Information given

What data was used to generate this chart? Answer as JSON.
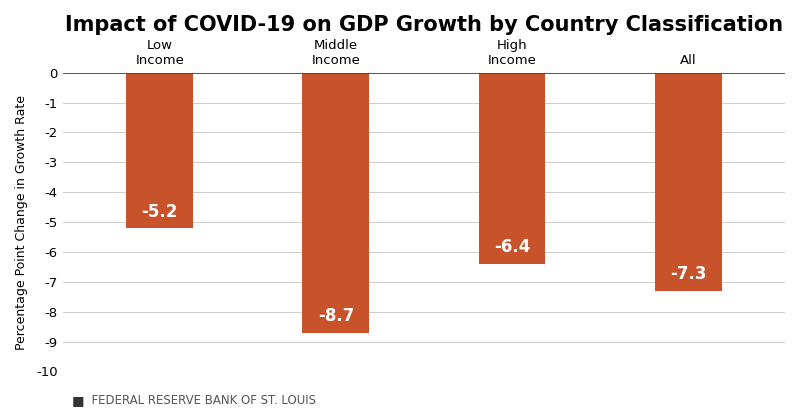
{
  "title": "Impact of COVID-19 on GDP Growth by Country Classification",
  "categories": [
    "Low\nIncome",
    "Middle\nIncome",
    "High\nIncome",
    "All"
  ],
  "values": [
    -5.2,
    -8.7,
    -6.4,
    -7.3
  ],
  "bar_color": "#C8522A",
  "bar_width": 0.38,
  "ylabel": "Percentage Point Change in Growth Rate",
  "ylim": [
    -10,
    0
  ],
  "yticks": [
    0,
    -1,
    -2,
    -3,
    -4,
    -5,
    -6,
    -7,
    -8,
    -9,
    -10
  ],
  "value_labels": [
    "-5.2",
    "-8.7",
    "-6.4",
    "-7.3"
  ],
  "value_label_color": "#ffffff",
  "value_label_fontsize": 12,
  "title_fontsize": 15,
  "ylabel_fontsize": 9,
  "tick_fontsize": 9.5,
  "background_color": "#ffffff",
  "grid_color": "#cccccc",
  "footer_square": "■",
  "footer_text": "  FEDERAL RESERVE BANK OF ST. LOUIS",
  "footer_fontsize": 8.5
}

What you need to do
Retype all entries exactly as they appear, dropping the images.

Result of the exercise
What data was used to generate this chart? Answer as JSON.
{
  "title": "Impact of COVID-19 on GDP Growth by Country Classification",
  "categories": [
    "Low\nIncome",
    "Middle\nIncome",
    "High\nIncome",
    "All"
  ],
  "values": [
    -5.2,
    -8.7,
    -6.4,
    -7.3
  ],
  "bar_color": "#C8522A",
  "bar_width": 0.38,
  "ylabel": "Percentage Point Change in Growth Rate",
  "ylim": [
    -10,
    0
  ],
  "yticks": [
    0,
    -1,
    -2,
    -3,
    -4,
    -5,
    -6,
    -7,
    -8,
    -9,
    -10
  ],
  "value_labels": [
    "-5.2",
    "-8.7",
    "-6.4",
    "-7.3"
  ],
  "value_label_color": "#ffffff",
  "value_label_fontsize": 12,
  "title_fontsize": 15,
  "ylabel_fontsize": 9,
  "tick_fontsize": 9.5,
  "background_color": "#ffffff",
  "grid_color": "#cccccc",
  "footer_square": "■",
  "footer_text": "  FEDERAL RESERVE BANK OF ST. LOUIS",
  "footer_fontsize": 8.5
}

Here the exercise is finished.